## Challenge
Retype the listing below from its first line up to and including the line with "square-marker [621,434,640,453]".

>> Start Data excerpts

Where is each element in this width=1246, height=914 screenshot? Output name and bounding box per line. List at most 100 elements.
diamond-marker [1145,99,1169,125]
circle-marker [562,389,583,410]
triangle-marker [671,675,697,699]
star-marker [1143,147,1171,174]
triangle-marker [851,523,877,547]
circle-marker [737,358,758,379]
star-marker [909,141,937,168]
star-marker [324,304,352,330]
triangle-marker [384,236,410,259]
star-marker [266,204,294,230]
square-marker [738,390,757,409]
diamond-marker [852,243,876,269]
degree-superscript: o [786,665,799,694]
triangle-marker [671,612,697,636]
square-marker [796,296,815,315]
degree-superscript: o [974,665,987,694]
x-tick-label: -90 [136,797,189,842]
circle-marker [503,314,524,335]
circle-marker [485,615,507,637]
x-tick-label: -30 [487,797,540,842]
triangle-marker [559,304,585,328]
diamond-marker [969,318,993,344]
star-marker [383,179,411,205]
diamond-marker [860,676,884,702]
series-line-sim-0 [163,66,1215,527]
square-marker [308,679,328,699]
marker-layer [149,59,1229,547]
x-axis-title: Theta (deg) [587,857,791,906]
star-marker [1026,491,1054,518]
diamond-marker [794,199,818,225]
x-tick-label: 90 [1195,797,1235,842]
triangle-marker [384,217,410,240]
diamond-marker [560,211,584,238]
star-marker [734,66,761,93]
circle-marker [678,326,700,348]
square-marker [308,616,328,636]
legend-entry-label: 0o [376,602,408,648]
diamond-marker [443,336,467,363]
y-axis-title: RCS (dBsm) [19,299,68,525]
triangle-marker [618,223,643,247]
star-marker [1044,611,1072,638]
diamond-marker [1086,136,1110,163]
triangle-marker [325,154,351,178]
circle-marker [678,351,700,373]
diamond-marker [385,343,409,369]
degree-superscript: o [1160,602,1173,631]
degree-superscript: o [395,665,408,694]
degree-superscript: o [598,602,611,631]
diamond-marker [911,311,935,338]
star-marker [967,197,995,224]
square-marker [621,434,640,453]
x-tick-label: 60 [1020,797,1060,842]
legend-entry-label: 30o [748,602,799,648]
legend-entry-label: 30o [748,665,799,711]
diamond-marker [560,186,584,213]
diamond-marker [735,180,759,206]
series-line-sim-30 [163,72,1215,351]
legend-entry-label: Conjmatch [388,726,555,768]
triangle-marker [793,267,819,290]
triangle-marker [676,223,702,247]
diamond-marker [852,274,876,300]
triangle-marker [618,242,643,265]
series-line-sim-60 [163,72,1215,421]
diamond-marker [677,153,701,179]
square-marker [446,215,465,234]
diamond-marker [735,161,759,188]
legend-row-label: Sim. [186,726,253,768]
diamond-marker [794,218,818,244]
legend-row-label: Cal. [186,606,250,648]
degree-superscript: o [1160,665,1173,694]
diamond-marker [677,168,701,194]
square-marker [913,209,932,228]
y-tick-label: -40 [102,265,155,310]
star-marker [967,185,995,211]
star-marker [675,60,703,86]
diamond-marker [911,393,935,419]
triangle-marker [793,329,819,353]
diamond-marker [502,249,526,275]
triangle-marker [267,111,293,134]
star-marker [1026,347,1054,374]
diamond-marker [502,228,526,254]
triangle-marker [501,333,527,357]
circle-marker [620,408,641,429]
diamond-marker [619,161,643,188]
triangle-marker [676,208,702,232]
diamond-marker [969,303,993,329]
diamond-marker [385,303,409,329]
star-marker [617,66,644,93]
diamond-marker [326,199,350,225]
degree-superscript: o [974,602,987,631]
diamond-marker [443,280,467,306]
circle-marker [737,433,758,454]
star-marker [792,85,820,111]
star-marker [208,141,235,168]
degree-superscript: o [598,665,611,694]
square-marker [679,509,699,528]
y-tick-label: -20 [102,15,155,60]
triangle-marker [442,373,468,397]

>> End Data excerpts

## Output for this exercise
Where is each element in this width=1246, height=914 screenshot? Output name and bounding box per line. List at most 100 elements.
diamond-marker [1145,99,1169,125]
circle-marker [562,389,583,410]
triangle-marker [671,675,697,699]
star-marker [1143,147,1171,174]
triangle-marker [851,523,877,547]
circle-marker [737,358,758,379]
star-marker [909,141,937,168]
star-marker [324,304,352,330]
triangle-marker [384,236,410,259]
star-marker [266,204,294,230]
square-marker [738,390,757,409]
diamond-marker [852,243,876,269]
degree-superscript: o [786,665,799,694]
triangle-marker [671,612,697,636]
square-marker [796,296,815,315]
degree-superscript: o [974,665,987,694]
x-tick-label: -90 [136,797,189,842]
circle-marker [503,314,524,335]
circle-marker [485,615,507,637]
x-tick-label: -30 [487,797,540,842]
triangle-marker [559,304,585,328]
diamond-marker [969,318,993,344]
star-marker [383,179,411,205]
diamond-marker [860,676,884,702]
series-line-sim-0 [163,66,1215,527]
square-marker [308,679,328,699]
marker-layer [149,59,1229,547]
x-axis-title: Theta (deg) [587,857,791,906]
star-marker [1026,491,1054,518]
diamond-marker [794,199,818,225]
x-tick-label: 90 [1195,797,1235,842]
triangle-marker [384,217,410,240]
diamond-marker [560,211,584,238]
star-marker [734,66,761,93]
circle-marker [678,326,700,348]
square-marker [308,616,328,636]
legend-entry-label: 0o [376,602,408,648]
diamond-marker [443,336,467,363]
y-axis-title: RCS (dBsm) [19,299,68,525]
triangle-marker [618,223,643,247]
star-marker [1044,611,1072,638]
diamond-marker [1086,136,1110,163]
triangle-marker [325,154,351,178]
circle-marker [678,351,700,373]
diamond-marker [385,343,409,369]
degree-superscript: o [1160,602,1173,631]
degree-superscript: o [395,665,408,694]
degree-superscript: o [598,602,611,631]
diamond-marker [911,311,935,338]
star-marker [967,197,995,224]
square-marker [621,434,640,453]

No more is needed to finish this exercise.